● DIRECTIONS FOR THIS TASK
Which lines in the material below contain the word "импульсов"? Copy each of them.

====

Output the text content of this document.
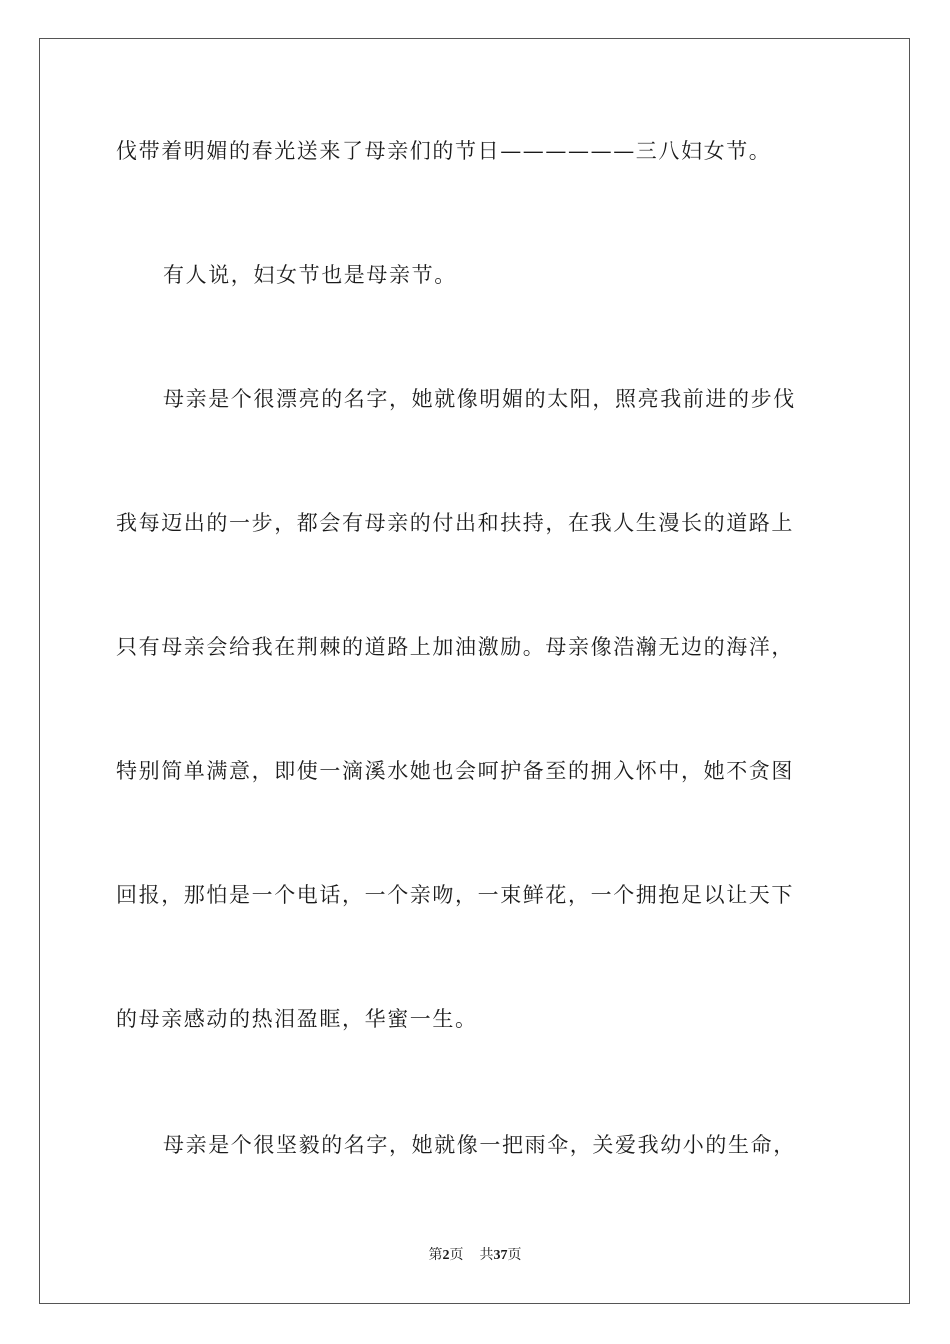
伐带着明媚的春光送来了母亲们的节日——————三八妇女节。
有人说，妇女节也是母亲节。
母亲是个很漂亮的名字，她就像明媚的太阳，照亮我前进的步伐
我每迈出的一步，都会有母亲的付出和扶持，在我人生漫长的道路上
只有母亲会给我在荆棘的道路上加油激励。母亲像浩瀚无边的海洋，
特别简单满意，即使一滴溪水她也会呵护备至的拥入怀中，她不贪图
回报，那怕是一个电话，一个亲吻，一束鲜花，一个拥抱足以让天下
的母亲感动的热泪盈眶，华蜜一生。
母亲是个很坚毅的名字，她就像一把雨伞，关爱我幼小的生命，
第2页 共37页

====

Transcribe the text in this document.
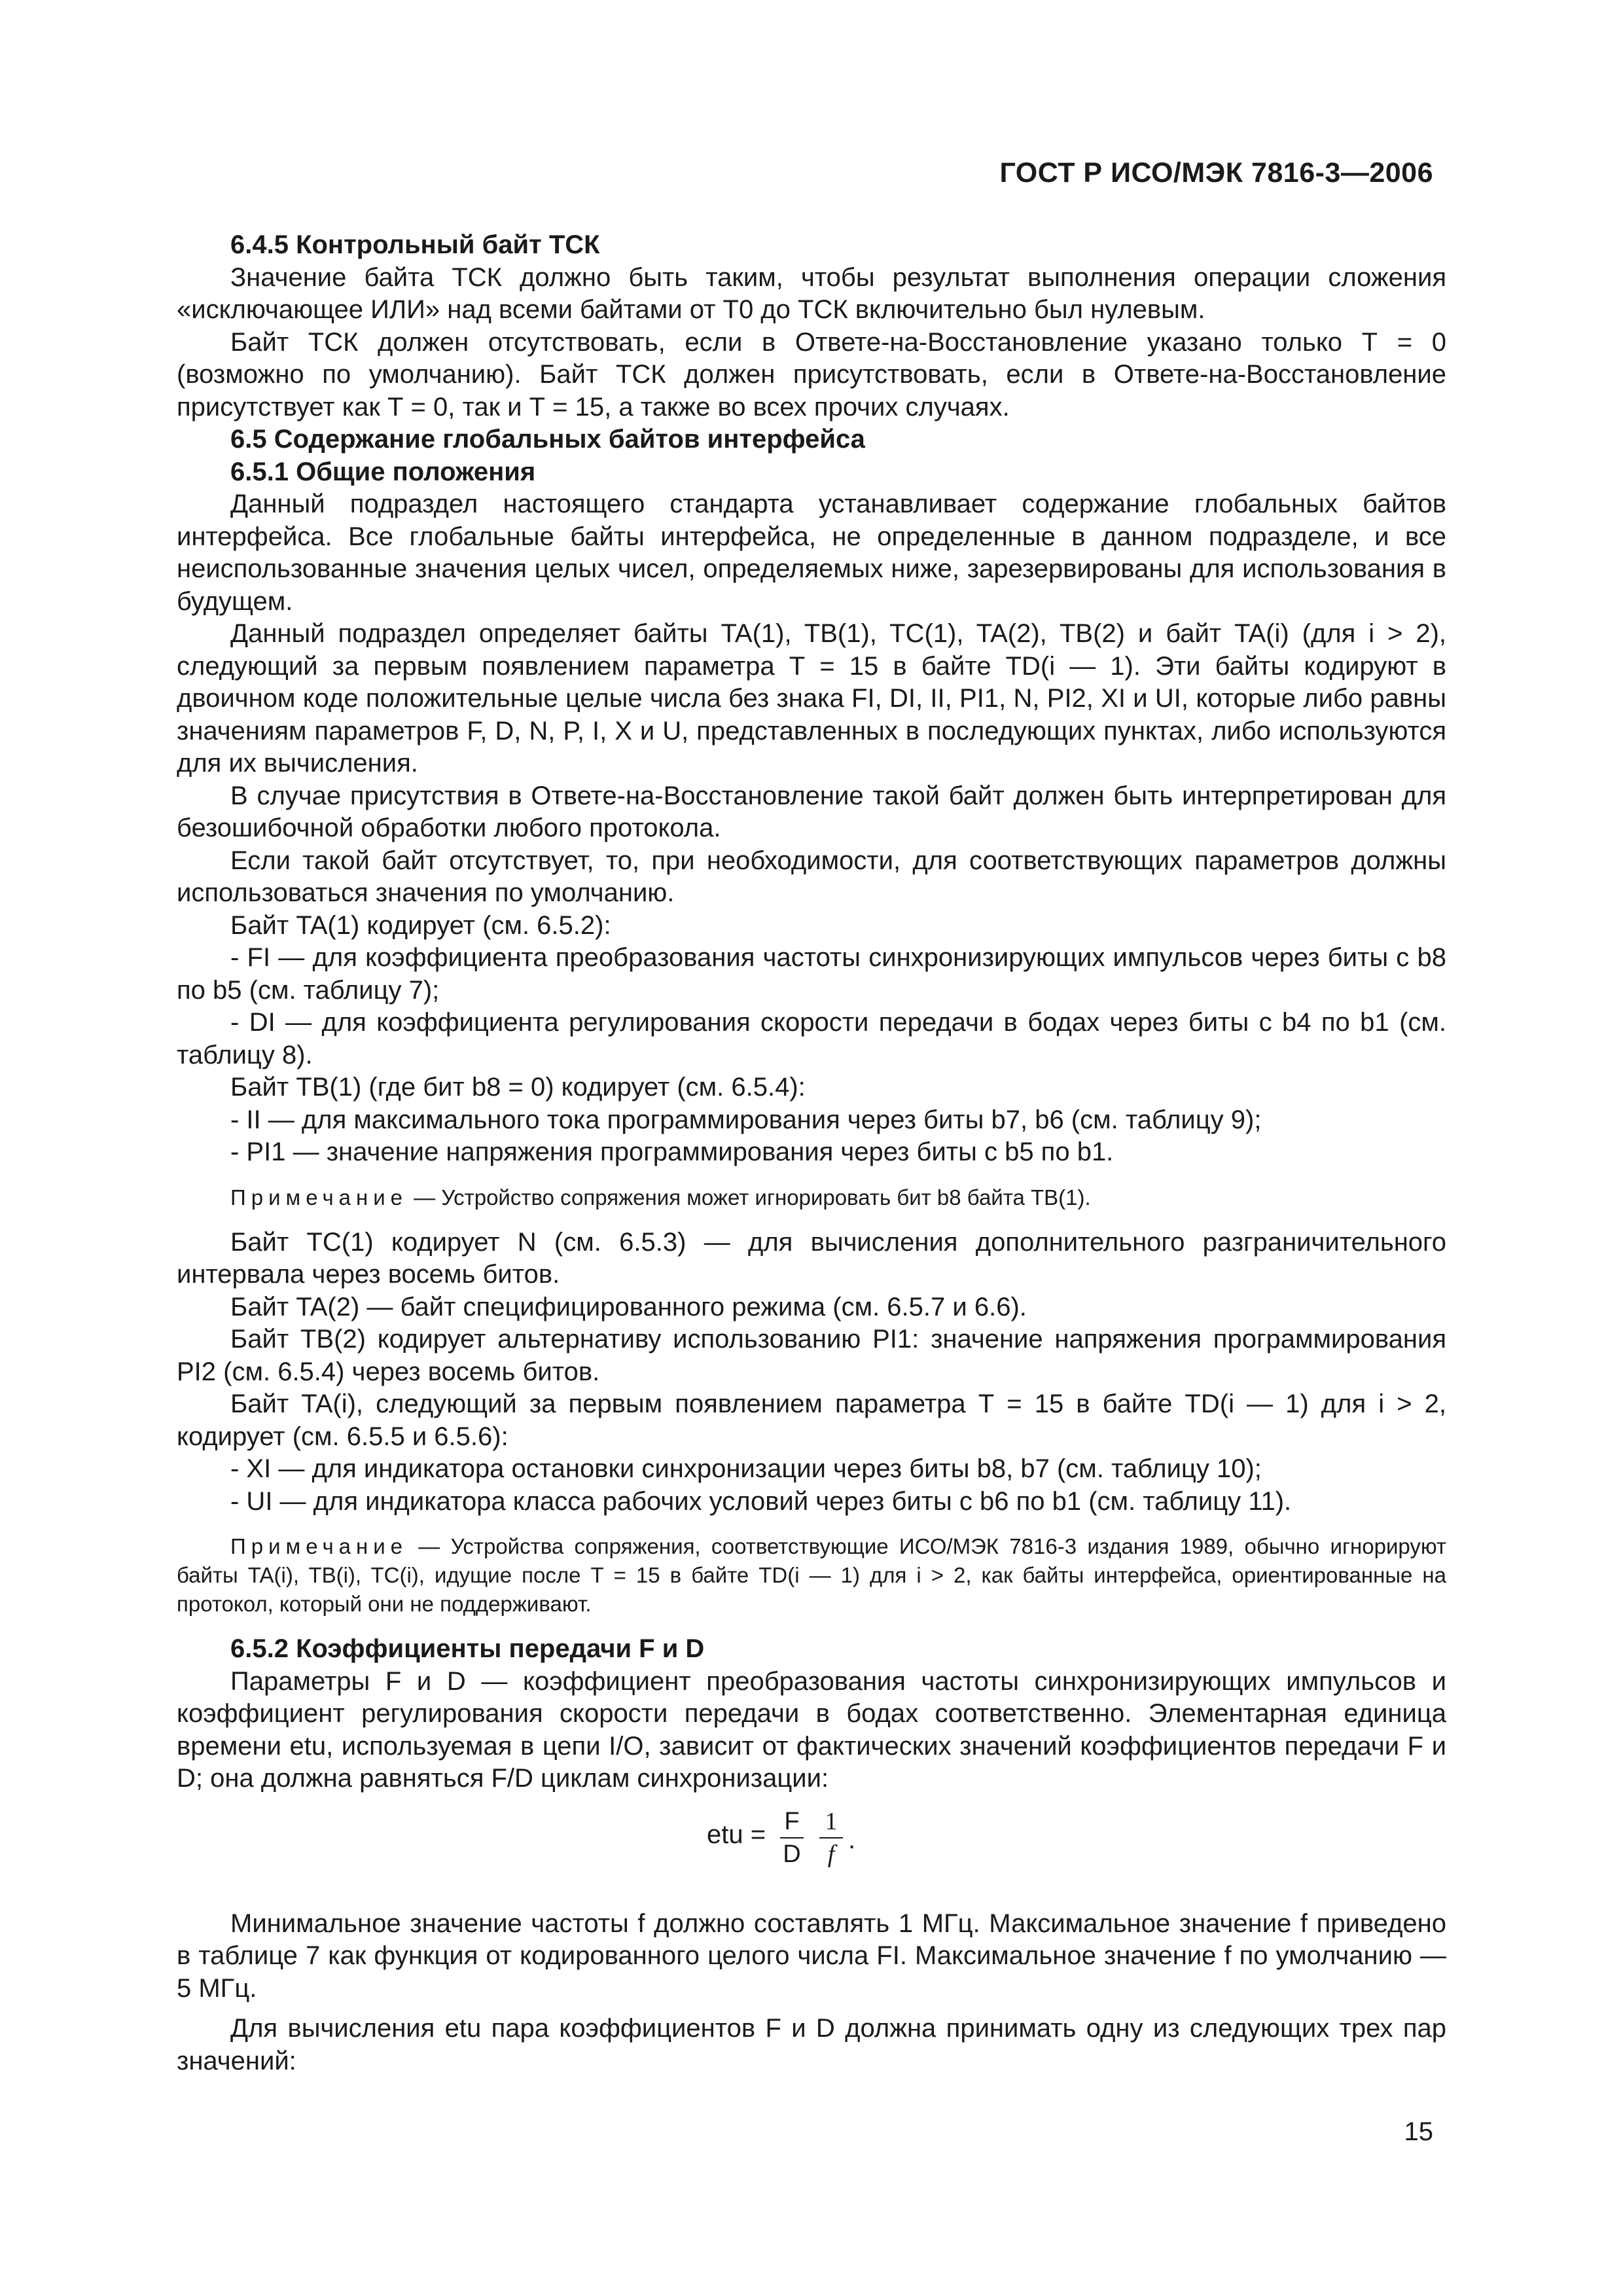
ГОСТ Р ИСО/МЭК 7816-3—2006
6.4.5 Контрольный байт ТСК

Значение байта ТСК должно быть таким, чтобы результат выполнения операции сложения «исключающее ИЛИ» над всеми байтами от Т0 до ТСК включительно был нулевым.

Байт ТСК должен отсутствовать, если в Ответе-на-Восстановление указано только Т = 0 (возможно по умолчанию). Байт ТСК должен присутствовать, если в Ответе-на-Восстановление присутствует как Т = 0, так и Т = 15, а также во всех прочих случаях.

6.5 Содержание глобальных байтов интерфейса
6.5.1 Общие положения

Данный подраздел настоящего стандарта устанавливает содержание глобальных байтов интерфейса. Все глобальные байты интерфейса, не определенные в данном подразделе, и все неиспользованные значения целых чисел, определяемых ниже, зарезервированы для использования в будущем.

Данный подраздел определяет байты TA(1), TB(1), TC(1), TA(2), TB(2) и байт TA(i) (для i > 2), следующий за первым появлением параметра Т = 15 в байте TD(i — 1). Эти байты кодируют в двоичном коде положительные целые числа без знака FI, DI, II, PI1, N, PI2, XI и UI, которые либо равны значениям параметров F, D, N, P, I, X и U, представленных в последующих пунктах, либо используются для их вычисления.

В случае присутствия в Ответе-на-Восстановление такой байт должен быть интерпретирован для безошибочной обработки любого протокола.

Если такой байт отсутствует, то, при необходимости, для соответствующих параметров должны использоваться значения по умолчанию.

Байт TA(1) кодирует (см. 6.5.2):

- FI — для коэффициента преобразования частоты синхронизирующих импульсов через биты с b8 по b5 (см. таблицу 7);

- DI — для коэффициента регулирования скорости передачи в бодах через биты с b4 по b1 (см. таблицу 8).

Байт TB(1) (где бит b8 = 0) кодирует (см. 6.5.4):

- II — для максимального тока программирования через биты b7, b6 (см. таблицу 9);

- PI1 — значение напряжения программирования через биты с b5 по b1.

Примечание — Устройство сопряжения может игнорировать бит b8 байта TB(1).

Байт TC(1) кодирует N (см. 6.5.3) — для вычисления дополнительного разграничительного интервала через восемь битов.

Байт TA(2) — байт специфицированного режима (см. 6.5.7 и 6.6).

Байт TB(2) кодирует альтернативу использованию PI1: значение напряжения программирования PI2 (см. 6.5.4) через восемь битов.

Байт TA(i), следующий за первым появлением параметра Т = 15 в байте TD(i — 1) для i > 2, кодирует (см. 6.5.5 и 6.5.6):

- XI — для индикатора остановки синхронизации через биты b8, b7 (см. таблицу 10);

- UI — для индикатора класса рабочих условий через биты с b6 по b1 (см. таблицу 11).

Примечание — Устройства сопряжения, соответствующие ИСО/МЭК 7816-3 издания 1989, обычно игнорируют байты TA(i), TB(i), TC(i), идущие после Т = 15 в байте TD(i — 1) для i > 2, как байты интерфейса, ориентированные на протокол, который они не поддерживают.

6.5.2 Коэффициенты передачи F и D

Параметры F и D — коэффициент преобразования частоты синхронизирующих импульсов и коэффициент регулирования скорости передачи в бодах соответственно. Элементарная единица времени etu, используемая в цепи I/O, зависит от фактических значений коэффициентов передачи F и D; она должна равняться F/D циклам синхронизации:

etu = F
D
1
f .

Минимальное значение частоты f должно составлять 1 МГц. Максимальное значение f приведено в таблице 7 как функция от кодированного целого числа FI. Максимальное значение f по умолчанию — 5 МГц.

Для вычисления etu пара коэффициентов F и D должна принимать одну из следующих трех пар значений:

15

====

● RESPONSE BELOW
- FI — для коэффициента преобразования частоты синхронизирующих импульсов через биты с b8 по b5 (см. таблицу 7);
Параметры F и D — коэффициент преобразования частоты синхронизирующих импульсов и коэффициент регулирования скорости передачи в бодах соответственно. Элементарная единица времени etu, используемая в цепи I/O, зависит от фактических значений коэффициентов передачи F и D; она должна равняться F/D циклам синхронизации:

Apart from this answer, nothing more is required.